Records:
'''

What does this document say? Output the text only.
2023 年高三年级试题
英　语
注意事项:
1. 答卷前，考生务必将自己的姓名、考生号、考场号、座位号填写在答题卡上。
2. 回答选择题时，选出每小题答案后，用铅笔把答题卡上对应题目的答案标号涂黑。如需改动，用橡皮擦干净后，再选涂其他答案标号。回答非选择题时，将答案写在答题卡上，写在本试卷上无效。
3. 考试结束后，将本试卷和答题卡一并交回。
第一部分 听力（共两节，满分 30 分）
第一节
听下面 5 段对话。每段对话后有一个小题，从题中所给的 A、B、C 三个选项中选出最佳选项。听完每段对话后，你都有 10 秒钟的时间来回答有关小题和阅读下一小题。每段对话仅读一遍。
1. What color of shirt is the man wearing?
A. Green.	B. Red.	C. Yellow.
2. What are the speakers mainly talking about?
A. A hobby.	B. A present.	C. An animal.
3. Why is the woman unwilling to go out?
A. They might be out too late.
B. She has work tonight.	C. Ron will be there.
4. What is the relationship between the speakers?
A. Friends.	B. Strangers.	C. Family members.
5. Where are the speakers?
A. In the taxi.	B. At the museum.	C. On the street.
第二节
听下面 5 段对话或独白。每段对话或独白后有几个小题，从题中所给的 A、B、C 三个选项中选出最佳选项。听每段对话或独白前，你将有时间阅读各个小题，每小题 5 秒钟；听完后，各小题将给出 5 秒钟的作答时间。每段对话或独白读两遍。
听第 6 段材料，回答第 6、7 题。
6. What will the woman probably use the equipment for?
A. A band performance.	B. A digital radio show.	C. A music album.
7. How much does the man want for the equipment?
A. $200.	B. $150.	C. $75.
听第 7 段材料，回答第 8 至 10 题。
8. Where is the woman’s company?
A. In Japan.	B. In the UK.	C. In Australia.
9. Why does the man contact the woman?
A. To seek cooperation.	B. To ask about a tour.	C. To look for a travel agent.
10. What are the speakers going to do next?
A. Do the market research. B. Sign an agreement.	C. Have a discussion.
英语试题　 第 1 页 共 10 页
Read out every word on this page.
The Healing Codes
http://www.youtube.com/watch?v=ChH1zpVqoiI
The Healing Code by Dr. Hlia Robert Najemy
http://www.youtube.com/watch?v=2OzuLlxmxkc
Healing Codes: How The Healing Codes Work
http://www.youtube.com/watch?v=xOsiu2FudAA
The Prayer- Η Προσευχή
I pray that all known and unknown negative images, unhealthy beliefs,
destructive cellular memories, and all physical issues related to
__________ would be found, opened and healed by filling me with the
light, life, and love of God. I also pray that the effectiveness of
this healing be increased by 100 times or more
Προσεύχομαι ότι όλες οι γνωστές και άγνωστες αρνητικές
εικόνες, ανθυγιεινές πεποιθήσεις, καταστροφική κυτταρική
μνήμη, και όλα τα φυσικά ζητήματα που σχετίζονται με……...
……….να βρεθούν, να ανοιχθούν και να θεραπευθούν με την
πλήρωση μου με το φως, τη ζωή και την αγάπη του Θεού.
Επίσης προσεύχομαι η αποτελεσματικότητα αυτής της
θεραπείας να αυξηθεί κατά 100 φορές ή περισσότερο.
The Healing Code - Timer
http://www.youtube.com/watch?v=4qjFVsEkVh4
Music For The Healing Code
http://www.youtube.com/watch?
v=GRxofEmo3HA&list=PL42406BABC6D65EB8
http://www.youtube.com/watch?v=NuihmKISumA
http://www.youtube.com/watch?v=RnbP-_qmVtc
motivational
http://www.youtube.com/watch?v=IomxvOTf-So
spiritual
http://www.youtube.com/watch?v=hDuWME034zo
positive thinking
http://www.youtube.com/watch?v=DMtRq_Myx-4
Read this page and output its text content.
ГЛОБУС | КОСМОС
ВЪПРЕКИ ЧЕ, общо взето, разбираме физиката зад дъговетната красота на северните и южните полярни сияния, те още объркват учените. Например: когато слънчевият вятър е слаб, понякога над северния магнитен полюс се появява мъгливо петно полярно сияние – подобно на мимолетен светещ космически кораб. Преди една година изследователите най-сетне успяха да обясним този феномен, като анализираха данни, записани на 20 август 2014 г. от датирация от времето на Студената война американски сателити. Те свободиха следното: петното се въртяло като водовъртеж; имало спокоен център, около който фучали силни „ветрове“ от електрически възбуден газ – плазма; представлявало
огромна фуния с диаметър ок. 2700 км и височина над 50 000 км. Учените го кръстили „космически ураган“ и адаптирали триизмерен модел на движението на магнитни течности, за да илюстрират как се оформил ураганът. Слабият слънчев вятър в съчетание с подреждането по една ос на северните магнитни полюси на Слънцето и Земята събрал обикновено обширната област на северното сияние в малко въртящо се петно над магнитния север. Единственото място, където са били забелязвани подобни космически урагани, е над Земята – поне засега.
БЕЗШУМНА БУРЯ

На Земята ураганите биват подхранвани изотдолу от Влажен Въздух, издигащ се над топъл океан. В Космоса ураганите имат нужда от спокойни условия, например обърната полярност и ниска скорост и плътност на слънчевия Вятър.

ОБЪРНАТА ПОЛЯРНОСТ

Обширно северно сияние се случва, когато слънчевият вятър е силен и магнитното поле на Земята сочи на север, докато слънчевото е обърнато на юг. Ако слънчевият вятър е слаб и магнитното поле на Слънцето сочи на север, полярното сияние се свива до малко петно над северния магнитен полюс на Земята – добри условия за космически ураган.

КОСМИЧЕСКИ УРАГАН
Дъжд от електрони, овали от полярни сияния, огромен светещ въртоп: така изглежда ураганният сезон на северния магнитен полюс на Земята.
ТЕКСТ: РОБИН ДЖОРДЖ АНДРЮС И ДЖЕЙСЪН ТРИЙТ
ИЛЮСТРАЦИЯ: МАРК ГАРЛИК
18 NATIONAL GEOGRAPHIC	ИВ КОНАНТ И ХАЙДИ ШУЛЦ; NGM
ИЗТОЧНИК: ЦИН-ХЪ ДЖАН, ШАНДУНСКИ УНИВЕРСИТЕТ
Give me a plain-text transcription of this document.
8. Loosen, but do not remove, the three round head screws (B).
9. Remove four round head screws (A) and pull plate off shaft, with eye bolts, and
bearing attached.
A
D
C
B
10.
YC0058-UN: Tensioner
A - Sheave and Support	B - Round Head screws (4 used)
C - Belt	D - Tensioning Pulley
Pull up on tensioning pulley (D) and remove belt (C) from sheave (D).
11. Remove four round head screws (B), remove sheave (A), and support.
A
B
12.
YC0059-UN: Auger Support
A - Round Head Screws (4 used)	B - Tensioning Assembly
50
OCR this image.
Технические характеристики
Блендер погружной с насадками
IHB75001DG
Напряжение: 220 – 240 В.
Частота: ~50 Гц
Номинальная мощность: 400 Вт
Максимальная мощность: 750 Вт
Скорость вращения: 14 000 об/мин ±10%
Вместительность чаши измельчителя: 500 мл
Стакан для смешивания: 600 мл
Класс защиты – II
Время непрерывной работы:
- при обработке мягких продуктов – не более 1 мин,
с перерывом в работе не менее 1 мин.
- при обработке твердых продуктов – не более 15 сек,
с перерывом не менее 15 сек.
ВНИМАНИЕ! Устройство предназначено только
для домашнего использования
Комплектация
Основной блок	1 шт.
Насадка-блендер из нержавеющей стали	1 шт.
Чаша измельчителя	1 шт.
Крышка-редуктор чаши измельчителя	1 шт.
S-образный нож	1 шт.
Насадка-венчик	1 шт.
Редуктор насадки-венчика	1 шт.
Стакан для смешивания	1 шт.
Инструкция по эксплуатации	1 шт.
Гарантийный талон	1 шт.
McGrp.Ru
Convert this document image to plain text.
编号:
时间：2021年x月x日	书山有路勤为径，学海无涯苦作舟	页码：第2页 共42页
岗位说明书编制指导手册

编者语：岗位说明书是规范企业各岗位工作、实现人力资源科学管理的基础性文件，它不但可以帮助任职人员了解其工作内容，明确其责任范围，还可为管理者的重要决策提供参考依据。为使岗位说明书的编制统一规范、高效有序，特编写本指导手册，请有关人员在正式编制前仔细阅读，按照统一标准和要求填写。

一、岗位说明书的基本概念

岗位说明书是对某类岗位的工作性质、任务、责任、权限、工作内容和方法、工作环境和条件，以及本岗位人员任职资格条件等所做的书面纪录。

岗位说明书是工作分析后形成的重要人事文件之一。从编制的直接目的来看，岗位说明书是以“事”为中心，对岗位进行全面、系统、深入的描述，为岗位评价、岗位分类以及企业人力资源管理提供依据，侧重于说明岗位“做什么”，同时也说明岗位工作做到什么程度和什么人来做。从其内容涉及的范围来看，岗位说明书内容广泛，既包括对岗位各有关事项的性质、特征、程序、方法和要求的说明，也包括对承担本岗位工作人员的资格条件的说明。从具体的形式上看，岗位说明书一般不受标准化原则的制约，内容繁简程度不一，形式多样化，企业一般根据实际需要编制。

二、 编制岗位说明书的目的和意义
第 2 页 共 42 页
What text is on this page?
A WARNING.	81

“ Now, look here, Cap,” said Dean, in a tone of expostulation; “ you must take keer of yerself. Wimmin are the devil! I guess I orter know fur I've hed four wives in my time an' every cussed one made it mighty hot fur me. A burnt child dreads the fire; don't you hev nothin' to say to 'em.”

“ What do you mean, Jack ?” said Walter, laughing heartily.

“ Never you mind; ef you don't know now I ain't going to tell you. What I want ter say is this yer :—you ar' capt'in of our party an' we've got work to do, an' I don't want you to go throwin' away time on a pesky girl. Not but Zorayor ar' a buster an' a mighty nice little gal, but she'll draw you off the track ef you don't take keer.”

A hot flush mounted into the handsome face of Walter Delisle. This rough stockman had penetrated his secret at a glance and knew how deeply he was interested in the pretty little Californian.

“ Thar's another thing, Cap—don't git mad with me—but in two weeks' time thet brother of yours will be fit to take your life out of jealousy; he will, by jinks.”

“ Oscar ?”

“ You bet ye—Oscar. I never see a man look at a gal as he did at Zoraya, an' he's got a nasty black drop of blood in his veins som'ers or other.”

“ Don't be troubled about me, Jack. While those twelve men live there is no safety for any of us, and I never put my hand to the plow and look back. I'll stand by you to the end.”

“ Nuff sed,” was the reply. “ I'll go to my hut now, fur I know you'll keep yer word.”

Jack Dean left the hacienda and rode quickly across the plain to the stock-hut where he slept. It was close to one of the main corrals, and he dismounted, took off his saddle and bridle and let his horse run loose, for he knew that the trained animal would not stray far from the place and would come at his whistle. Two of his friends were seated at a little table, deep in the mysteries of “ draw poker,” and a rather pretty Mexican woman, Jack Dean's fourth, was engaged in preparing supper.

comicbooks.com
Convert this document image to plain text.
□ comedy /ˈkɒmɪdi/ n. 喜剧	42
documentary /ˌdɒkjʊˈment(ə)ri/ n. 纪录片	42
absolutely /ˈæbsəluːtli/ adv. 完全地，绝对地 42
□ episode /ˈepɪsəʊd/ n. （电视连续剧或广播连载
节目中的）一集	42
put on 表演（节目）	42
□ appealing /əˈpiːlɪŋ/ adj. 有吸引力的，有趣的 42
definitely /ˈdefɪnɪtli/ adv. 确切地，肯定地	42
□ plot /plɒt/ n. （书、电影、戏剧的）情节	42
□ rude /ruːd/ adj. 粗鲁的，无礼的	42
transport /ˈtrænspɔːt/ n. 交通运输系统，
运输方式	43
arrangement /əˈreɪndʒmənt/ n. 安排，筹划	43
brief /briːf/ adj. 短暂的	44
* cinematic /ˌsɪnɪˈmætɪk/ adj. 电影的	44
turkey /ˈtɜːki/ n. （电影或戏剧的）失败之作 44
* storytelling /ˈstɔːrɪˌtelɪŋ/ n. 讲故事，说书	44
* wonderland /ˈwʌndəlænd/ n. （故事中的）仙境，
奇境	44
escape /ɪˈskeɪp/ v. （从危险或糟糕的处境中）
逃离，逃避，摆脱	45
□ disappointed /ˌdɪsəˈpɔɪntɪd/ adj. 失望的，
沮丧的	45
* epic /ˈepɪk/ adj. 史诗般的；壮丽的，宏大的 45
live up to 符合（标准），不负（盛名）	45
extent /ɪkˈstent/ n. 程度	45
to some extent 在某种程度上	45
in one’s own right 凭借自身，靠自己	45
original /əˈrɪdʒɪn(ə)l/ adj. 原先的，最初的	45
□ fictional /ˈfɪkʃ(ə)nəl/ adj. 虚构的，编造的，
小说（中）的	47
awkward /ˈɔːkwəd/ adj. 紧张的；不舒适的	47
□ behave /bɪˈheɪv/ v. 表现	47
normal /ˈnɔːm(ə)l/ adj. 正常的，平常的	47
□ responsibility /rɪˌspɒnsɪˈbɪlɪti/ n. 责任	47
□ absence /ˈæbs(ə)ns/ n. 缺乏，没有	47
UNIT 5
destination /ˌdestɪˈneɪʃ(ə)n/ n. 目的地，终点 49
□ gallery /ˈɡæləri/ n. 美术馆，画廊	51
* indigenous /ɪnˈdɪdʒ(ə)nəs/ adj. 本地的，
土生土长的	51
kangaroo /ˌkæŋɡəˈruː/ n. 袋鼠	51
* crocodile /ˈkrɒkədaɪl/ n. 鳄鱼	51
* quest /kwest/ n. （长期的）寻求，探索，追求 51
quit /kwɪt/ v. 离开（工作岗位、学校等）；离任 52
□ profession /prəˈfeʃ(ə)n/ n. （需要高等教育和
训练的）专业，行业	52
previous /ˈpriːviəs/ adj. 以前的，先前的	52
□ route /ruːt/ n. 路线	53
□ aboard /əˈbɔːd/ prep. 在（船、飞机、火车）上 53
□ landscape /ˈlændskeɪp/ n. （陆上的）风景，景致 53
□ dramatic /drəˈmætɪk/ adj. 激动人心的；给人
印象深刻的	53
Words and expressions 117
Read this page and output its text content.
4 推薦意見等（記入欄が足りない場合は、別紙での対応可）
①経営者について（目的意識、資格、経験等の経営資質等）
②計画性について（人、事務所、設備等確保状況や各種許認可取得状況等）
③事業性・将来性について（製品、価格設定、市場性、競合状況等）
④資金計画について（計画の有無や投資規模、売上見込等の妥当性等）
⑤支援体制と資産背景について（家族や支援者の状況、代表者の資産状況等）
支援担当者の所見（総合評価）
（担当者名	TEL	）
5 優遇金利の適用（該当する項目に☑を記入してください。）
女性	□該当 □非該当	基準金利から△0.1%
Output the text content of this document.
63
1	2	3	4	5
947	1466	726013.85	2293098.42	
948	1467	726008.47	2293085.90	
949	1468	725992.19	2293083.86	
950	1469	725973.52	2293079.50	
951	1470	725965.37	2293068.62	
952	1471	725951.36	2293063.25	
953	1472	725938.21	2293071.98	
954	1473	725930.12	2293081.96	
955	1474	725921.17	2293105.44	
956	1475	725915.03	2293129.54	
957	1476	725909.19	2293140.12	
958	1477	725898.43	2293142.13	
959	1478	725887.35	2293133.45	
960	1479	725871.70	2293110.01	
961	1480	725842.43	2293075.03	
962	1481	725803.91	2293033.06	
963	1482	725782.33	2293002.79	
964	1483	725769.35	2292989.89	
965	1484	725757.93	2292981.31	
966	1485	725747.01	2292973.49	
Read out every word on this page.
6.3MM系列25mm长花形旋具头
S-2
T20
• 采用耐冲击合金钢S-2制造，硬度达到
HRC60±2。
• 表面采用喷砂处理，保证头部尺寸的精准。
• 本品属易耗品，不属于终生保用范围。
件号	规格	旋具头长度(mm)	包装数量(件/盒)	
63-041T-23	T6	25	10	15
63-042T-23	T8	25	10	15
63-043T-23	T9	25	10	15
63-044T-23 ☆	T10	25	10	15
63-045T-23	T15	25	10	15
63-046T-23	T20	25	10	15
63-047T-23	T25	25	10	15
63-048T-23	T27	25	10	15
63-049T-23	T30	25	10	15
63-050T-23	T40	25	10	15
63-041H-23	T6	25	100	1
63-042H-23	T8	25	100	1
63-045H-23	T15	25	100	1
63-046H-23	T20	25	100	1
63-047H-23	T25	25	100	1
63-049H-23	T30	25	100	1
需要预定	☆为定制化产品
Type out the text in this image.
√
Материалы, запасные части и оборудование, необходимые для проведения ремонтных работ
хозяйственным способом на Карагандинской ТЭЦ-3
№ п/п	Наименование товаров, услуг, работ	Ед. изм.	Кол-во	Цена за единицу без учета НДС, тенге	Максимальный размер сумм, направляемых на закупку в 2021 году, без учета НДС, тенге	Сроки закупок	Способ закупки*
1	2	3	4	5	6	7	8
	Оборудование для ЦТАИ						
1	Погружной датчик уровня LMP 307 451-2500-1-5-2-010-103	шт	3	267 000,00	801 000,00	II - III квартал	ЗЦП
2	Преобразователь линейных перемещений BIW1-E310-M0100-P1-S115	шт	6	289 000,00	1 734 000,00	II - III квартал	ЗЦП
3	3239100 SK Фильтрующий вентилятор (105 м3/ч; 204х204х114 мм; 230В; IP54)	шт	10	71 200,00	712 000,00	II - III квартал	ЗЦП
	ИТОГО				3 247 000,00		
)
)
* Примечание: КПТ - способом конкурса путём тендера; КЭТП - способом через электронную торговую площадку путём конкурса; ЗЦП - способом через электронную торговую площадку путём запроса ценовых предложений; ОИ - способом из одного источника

'''

_Set problem_
Find the string "youtube" in the records, then copy each line where it occurs.

_The result_
http://www.youtube.com/watch?v=ChH1zpVqoiI
http://www.youtube.com/watch?v=2OzuLlxmxkc
http://www.youtube.com/watch?v=xOsiu2FudAA
http://www.youtube.com/watch?v=4qjFVsEkVh4
http://www.youtube.com/watch?
http://www.youtube.com/watch?v=NuihmKISumA
http://www.youtube.com/watch?v=RnbP-_qmVtc
http://www.youtube.com/watch?v=IomxvOTf-So
http://www.youtube.com/watch?v=hDuWME034zo
http://www.youtube.com/watch?v=DMtRq_Myx-4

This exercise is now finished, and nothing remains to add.